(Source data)
════════════════════

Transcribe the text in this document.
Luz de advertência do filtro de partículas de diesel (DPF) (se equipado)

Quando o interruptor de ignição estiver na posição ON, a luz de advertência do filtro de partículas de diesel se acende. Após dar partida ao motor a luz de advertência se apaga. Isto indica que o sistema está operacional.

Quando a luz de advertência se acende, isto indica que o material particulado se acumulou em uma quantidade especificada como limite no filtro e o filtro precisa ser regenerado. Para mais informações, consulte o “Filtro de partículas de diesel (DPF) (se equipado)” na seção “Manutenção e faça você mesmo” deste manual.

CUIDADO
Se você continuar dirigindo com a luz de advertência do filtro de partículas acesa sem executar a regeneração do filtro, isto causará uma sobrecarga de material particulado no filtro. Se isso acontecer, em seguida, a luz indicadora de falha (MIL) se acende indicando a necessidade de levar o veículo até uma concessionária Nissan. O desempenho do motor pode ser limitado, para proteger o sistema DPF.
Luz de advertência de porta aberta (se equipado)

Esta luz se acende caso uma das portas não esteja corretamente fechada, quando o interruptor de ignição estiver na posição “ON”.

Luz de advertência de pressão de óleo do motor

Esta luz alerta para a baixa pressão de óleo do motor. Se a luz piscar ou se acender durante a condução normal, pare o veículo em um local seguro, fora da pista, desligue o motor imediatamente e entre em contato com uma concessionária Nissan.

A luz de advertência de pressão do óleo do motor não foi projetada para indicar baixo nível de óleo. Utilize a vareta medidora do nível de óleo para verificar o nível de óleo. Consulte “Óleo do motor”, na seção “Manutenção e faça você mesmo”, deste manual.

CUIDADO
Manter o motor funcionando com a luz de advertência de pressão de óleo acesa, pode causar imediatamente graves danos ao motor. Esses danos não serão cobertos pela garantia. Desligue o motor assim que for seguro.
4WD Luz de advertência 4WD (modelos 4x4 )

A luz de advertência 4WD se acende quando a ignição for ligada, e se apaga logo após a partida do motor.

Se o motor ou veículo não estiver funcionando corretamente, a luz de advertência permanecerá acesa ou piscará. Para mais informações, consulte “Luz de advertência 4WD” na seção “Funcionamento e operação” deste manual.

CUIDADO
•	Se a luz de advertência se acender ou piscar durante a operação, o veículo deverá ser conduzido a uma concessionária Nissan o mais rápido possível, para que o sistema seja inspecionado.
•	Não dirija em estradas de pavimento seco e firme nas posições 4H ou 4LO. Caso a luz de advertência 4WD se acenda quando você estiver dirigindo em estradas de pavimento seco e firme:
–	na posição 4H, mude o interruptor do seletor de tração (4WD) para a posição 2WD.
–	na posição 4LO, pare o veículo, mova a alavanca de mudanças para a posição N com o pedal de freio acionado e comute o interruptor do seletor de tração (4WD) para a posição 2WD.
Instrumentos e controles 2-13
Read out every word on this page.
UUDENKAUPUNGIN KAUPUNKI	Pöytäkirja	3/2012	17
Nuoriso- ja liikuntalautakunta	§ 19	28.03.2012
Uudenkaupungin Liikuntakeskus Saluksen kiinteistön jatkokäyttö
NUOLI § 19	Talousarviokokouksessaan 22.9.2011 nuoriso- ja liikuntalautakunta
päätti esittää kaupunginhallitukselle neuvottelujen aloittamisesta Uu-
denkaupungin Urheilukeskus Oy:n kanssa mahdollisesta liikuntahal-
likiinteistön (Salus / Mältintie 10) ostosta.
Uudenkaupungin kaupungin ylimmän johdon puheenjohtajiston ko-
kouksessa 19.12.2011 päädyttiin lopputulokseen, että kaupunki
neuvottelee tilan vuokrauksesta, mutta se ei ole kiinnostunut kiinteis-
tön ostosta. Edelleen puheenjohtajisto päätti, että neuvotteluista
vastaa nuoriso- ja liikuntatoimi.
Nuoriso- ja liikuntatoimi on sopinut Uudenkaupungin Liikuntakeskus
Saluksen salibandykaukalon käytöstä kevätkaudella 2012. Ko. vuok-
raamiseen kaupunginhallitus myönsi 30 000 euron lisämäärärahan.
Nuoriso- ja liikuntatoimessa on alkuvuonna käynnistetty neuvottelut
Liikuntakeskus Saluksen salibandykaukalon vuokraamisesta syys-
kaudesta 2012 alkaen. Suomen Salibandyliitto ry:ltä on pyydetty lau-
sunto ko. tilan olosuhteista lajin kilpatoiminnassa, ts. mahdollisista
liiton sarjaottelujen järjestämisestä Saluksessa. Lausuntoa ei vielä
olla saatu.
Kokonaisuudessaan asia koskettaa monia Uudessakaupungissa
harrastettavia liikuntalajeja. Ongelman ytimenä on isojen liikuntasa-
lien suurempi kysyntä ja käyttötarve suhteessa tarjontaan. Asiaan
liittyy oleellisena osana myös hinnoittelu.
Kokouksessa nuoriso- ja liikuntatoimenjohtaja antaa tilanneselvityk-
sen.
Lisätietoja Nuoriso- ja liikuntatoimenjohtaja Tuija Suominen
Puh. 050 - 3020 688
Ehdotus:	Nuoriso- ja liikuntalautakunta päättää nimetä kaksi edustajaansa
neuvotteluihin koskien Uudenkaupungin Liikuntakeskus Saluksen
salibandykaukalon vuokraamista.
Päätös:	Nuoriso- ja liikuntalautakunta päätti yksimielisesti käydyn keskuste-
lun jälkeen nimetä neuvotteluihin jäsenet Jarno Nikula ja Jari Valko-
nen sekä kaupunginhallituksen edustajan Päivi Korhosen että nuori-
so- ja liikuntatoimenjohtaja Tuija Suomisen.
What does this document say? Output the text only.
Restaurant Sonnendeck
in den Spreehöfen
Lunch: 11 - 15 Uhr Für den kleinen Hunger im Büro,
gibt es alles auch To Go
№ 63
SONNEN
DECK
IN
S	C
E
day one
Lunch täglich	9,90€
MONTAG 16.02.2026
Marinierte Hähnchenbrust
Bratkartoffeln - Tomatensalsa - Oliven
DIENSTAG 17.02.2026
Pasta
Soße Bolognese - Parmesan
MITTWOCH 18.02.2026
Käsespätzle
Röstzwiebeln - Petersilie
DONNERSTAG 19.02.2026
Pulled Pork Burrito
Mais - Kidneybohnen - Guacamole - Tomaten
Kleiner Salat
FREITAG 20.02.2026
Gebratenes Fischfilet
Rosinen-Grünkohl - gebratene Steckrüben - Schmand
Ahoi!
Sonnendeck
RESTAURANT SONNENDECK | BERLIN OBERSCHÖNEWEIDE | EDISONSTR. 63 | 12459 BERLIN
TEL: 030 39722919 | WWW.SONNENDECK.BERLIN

════════════════════

**Written problem**
Transcribe the records above exactly as they appear.

**Finished exercise**
Transcribe the text in this document.
Luz de advertência do filtro de partículas de diesel (DPF) (se equipado)

Quando o interruptor de ignição estiver na posição ON, a luz de advertência do filtro de partículas de diesel se acende. Após dar partida ao motor a luz de advertência se apaga. Isto indica que o sistema está operacional.

Quando a luz de advertência se acende, isto indica que o material particulado se acumulou em uma quantidade especificada como limite no filtro e o filtro precisa ser regenerado. Para mais informações, consulte o “Filtro de partículas de diesel (DPF) (se equipado)” na seção “Manutenção e faça você mesmo” deste manual.

CUIDADO
Se você continuar dirigindo com a luz de advertência do filtro de partículas acesa sem executar a regeneração do filtro, isto causará uma sobrecarga de material particulado no filtro. Se isso acontecer, em seguida, a luz indicadora de falha (MIL) se acende indicando a necessidade de levar o veículo até uma concessionária Nissan. O desempenho do motor pode ser limitado, para proteger o sistema DPF.
Luz de advertência de porta aberta (se equipado)

Esta luz se acende caso uma das portas não esteja corretamente fechada, quando o interruptor de ignição estiver na posição “ON”.

Luz de advertência de pressão de óleo do motor

Esta luz alerta para a baixa pressão de óleo do motor. Se a luz piscar ou se acender durante a condução normal, pare o veículo em um local seguro, fora da pista, desligue o motor imediatamente e entre em contato com uma concessionária Nissan.

A luz de advertência de pressão do óleo do motor não foi projetada para indicar baixo nível de óleo. Utilize a vareta medidora do nível de óleo para verificar o nível de óleo. Consulte “Óleo do motor”, na seção “Manutenção e faça você mesmo”, deste manual.

CUIDADO
Manter o motor funcionando com a luz de advertência de pressão de óleo acesa, pode causar imediatamente graves danos ao motor. Esses danos não serão cobertos pela garantia. Desligue o motor assim que for seguro.
4WD Luz de advertência 4WD (modelos 4x4 )

A luz de advertência 4WD se acende quando a ignição for ligada, e se apaga logo após a partida do motor.

Se o motor ou veículo não estiver funcionando corretamente, a luz de advertência permanecerá acesa ou piscará. Para mais informações, consulte “Luz de advertência 4WD” na seção “Funcionamento e operação” deste manual.

CUIDADO
•	Se a luz de advertência se acender ou piscar durante a operação, o veículo deverá ser conduzido a uma concessionária Nissan o mais rápido possível, para que o sistema seja inspecionado.
•	Não dirija em estradas de pavimento seco e firme nas posições 4H ou 4LO. Caso a luz de advertência 4WD se acenda quando você estiver dirigindo em estradas de pavimento seco e firme:
–	na posição 4H, mude o interruptor do seletor de tração (4WD) para a posição 2WD.
–	na posição 4LO, pare o veículo, mova a alavanca de mudanças para a posição N com o pedal de freio acionado e comute o interruptor do seletor de tração (4WD) para a posição 2WD.
Instrumentos e controles 2-13
Read out every word on this page.
UUDENKAUPUNGIN KAUPUNKI	Pöytäkirja	3/2012	17
Nuoriso- ja liikuntalautakunta	§ 19	28.03.2012
Uudenkaupungin Liikuntakeskus Saluksen kiinteistön jatkokäyttö
NUOLI § 19	Talousarviokokouksessaan 22.9.2011 nuoriso- ja liikuntalautakunta
päätti esittää kaupunginhallitukselle neuvottelujen aloittamisesta Uu-
denkaupungin Urheilukeskus Oy:n kanssa mahdollisesta liikuntahal-
likiinteistön (Salus / Mältintie 10) ostosta.
Uudenkaupungin kaupungin ylimmän johdon puheenjohtajiston ko-
kouksessa 19.12.2011 päädyttiin lopputulokseen, että kaupunki
neuvottelee tilan vuokrauksesta, mutta se ei ole kiinnostunut kiinteis-
tön ostosta. Edelleen puheenjohtajisto päätti, että neuvotteluista
vastaa nuoriso- ja liikuntatoimi.
Nuoriso- ja liikuntatoimi on sopinut Uudenkaupungin Liikuntakeskus
Saluksen salibandykaukalon käytöstä kevätkaudella 2012. Ko. vuok-
raamiseen kaupunginhallitus myönsi 30 000 euron lisämäärärahan.
Nuoriso- ja liikuntatoimessa on alkuvuonna käynnistetty neuvottelut
Liikuntakeskus Saluksen salibandykaukalon vuokraamisesta syys-
kaudesta 2012 alkaen. Suomen Salibandyliitto ry:ltä on pyydetty lau-
sunto ko. tilan olosuhteista lajin kilpatoiminnassa, ts. mahdollisista
liiton sarjaottelujen järjestämisestä Saluksessa. Lausuntoa ei vielä
olla saatu.
Kokonaisuudessaan asia koskettaa monia Uudessakaupungissa
harrastettavia liikuntalajeja. Ongelman ytimenä on isojen liikuntasa-
lien suurempi kysyntä ja käyttötarve suhteessa tarjontaan. Asiaan
liittyy oleellisena osana myös hinnoittelu.
Kokouksessa nuoriso- ja liikuntatoimenjohtaja antaa tilanneselvityk-
sen.
Lisätietoja Nuoriso- ja liikuntatoimenjohtaja Tuija Suominen
Puh. 050 - 3020 688
Ehdotus:	Nuoriso- ja liikuntalautakunta päättää nimetä kaksi edustajaansa
neuvotteluihin koskien Uudenkaupungin Liikuntakeskus Saluksen
salibandykaukalon vuokraamista.
Päätös:	Nuoriso- ja liikuntalautakunta päätti yksimielisesti käydyn keskuste-
lun jälkeen nimetä neuvotteluihin jäsenet Jarno Nikula ja Jari Valko-
nen sekä kaupunginhallituksen edustajan Päivi Korhosen että nuori-
so- ja liikuntatoimenjohtaja Tuija Suomisen.
What does this document say? Output the text only.
Restaurant Sonnendeck
in den Spreehöfen
Lunch: 11 - 15 Uhr Für den kleinen Hunger im Büro,
gibt es alles auch To Go
№ 63
SONNEN
DECK
IN
S	C
E
day one
Lunch täglich	9,90€
MONTAG 16.02.2026
Marinierte Hähnchenbrust
Bratkartoffeln - Tomatensalsa - Oliven
DIENSTAG 17.02.2026
Pasta
Soße Bolognese - Parmesan
MITTWOCH 18.02.2026
Käsespätzle
Röstzwiebeln - Petersilie
DONNERSTAG 19.02.2026
Pulled Pork Burrito
Mais - Kidneybohnen - Guacamole - Tomaten
Kleiner Salat
FREITAG 20.02.2026
Gebratenes Fischfilet
Rosinen-Grünkohl - gebratene Steckrüben - Schmand
Ahoi!
Sonnendeck
RESTAURANT SONNENDECK | BERLIN OBERSCHÖNEWEIDE | EDISONSTR. 63 | 12459 BERLIN
TEL: 030 39722919 | WWW.SONNENDECK.BERLIN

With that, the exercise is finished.